→ What is being asked
Identify every line in the records below that contains the word "output", and copy each of those lines.

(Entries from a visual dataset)
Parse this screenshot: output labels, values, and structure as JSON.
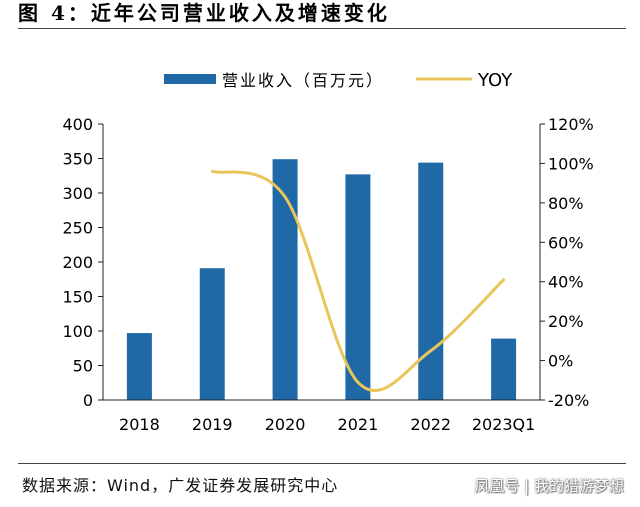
{
  "header": {
    "title": "图 4：近年公司营业收入及增速变化"
  },
  "footer": {
    "source": "数据来源：Wind，广发证券发展研究中心",
    "watermark": "凤凰号 | 我的猎游梦想"
  },
  "chart_data": {
    "type": "bar",
    "categories": [
      "2018",
      "2019",
      "2020",
      "2021",
      "2022",
      "2023Q1"
    ],
    "series": [
      {
        "name": "营业收入（百万元）",
        "type": "bar",
        "axis": "left",
        "values": [
          97,
          191,
          349,
          327,
          344,
          89
        ]
      },
      {
        "name": "YOY",
        "type": "line",
        "axis": "right",
        "unit": "%",
        "values": [
          null,
          96,
          83,
          -11,
          5,
          41
        ]
      }
    ],
    "ylim": [
      0,
      400
    ],
    "yticks": [
      0,
      50,
      100,
      150,
      200,
      250,
      300,
      350,
      400
    ],
    "y2lim": [
      -20,
      120
    ],
    "y2ticks": [
      "-20%",
      "0%",
      "20%",
      "40%",
      "60%",
      "80%",
      "100%",
      "120%"
    ],
    "y2tick_values": [
      -20,
      0,
      20,
      40,
      60,
      80,
      100,
      120
    ],
    "legend": {
      "position": "top"
    },
    "grid": false,
    "colors": {
      "bar": "#1F6AA6",
      "line": "#E9C55A",
      "axis": "#222222"
    }
  }
}
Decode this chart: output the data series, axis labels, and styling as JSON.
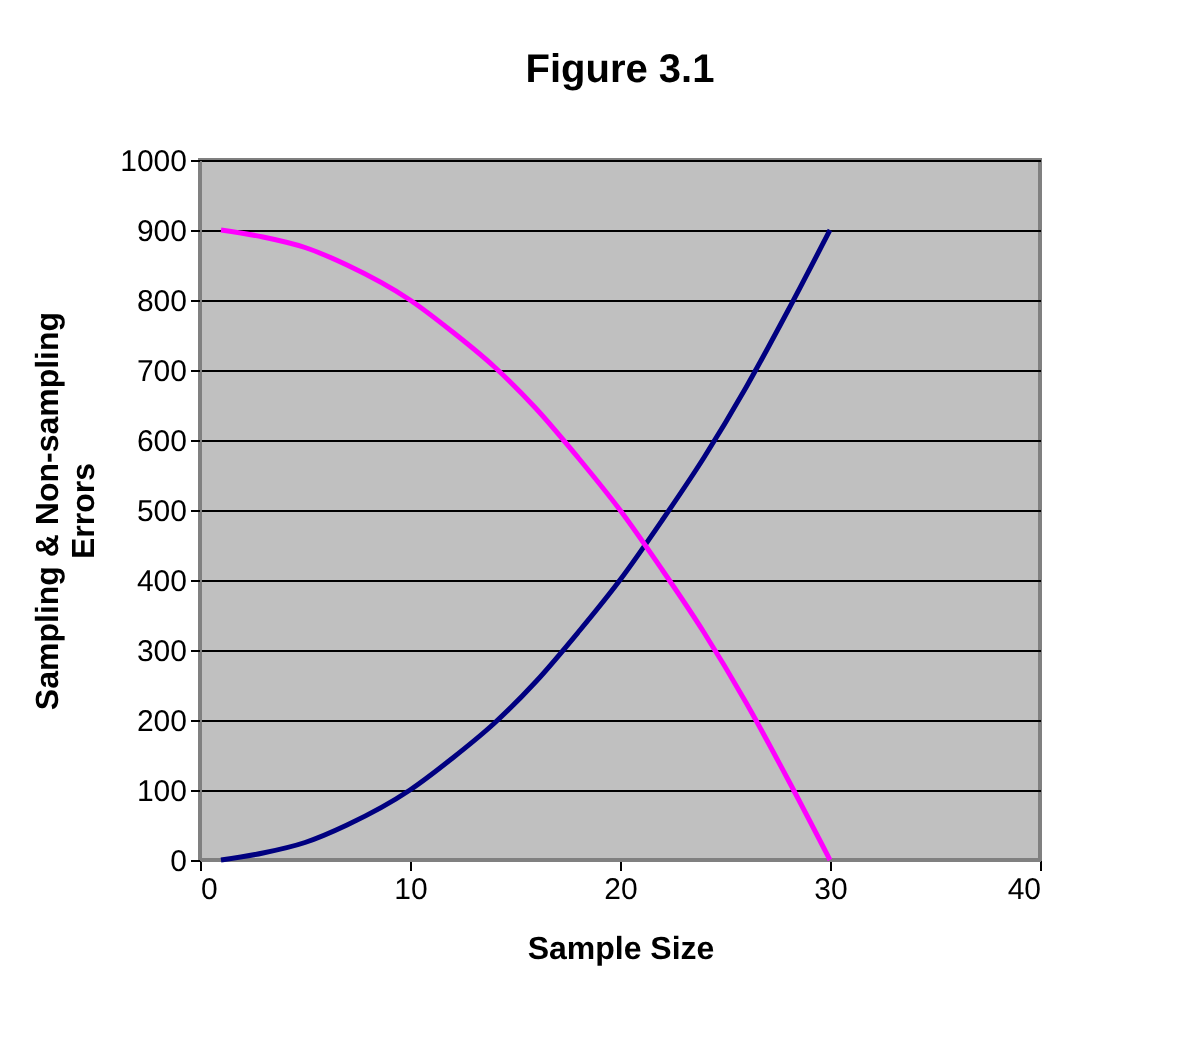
{
  "chart_data": {
    "type": "line",
    "title": "Figure 3.1",
    "xlabel": "Sample Size",
    "ylabel": "Sampling & Non-sampling Errors",
    "x": [
      1,
      3,
      5,
      7,
      10,
      12,
      14,
      16,
      18,
      20,
      22,
      24,
      26,
      28,
      30
    ],
    "series": [
      {
        "color": "#000080",
        "values": [
          0,
          10,
          25,
          50,
          100,
          145,
          195,
          255,
          325,
          400,
          485,
          575,
          675,
          785,
          900
        ]
      },
      {
        "color": "#ff00ff",
        "values": [
          900,
          890,
          875,
          850,
          800,
          755,
          705,
          645,
          575,
          500,
          415,
          325,
          225,
          115,
          0
        ]
      }
    ],
    "xlim": [
      0,
      40
    ],
    "xticks": [
      0,
      10,
      20,
      30,
      40
    ],
    "ylim": [
      0,
      1000
    ],
    "yticks": [
      0,
      100,
      200,
      300,
      400,
      500,
      600,
      700,
      800,
      900,
      1000
    ],
    "grid": "y",
    "legend": false,
    "marker": "none",
    "line_style": "solid"
  }
}
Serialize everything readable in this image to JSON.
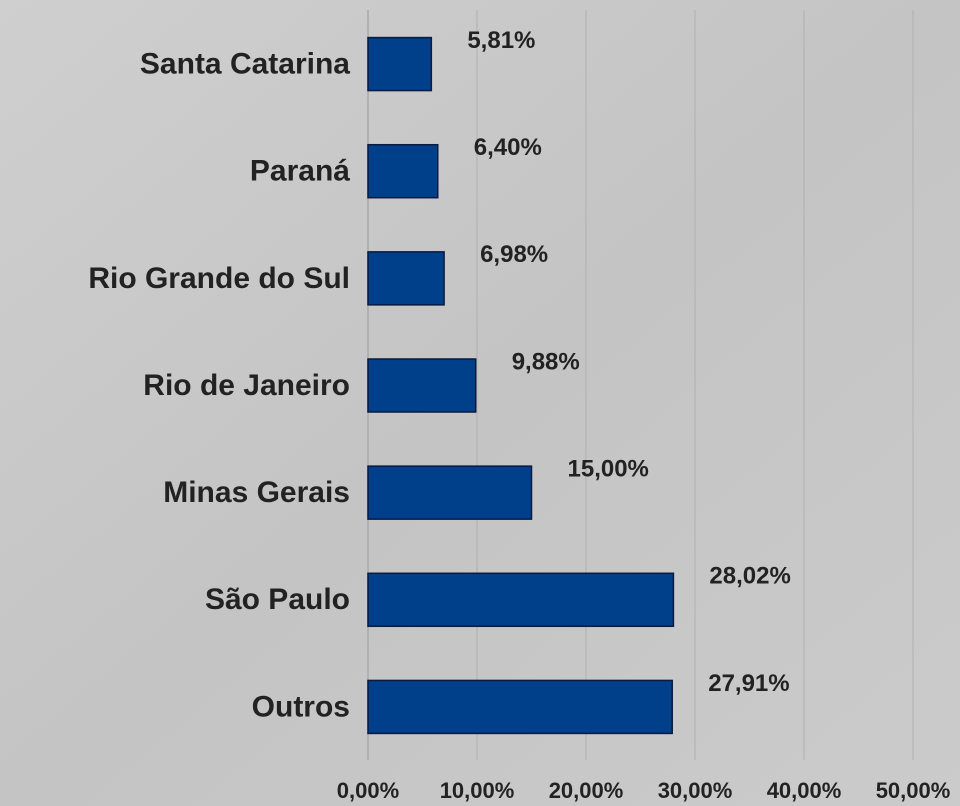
{
  "chart_data": {
    "type": "barh",
    "categories": [
      "Santa Catarina",
      "Paraná",
      "Rio Grande do Sul",
      "Rio de Janeiro",
      "Minas Gerais",
      "São Paulo",
      "Outros"
    ],
    "values": [
      5.81,
      6.4,
      6.98,
      9.88,
      15.0,
      28.02,
      27.91
    ],
    "value_labels": [
      "5,81%",
      "6,40%",
      "6,98%",
      "9,88%",
      "15,00%",
      "28,02%",
      "27,91%"
    ],
    "color": "#003f8a",
    "xlim": [
      0,
      50
    ],
    "xticks": [
      {
        "value": 0,
        "label": "0,00%"
      },
      {
        "value": 10,
        "label": "10,00%"
      },
      {
        "value": 20,
        "label": "20,00%"
      },
      {
        "value": 30,
        "label": "30,00%"
      },
      {
        "value": 40,
        "label": "40,00%"
      },
      {
        "value": 50,
        "label": "50,00%"
      }
    ],
    "grid": true
  }
}
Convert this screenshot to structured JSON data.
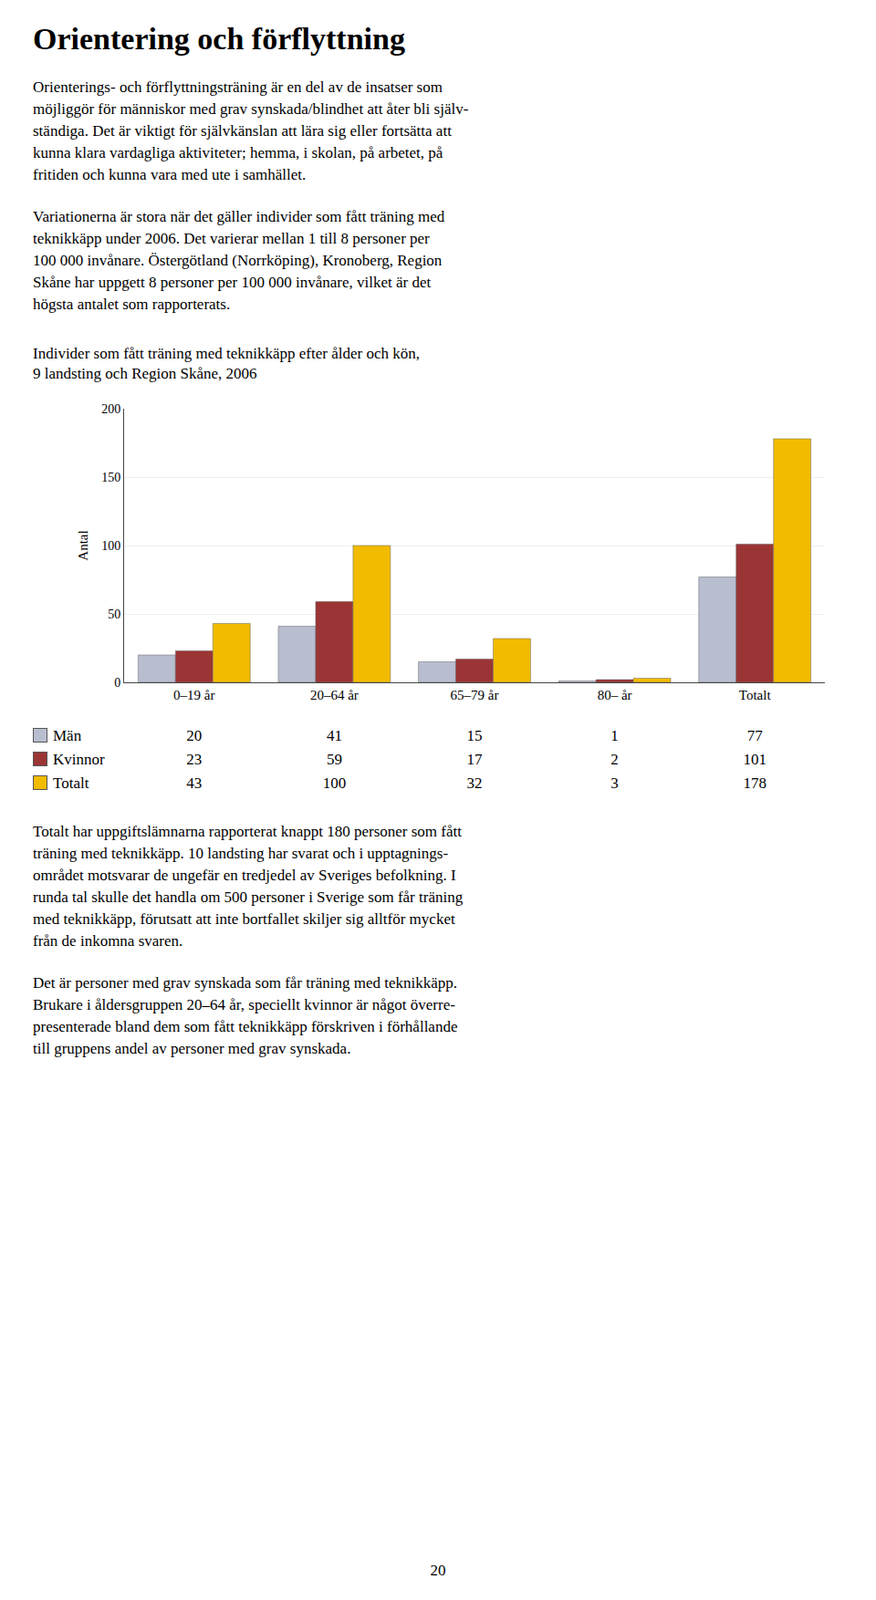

→ Exercise response
Parse this screenshot: output labels, values, and structure as JSON.
Decode this chart: output the data series, axis labels, and styling as JSON.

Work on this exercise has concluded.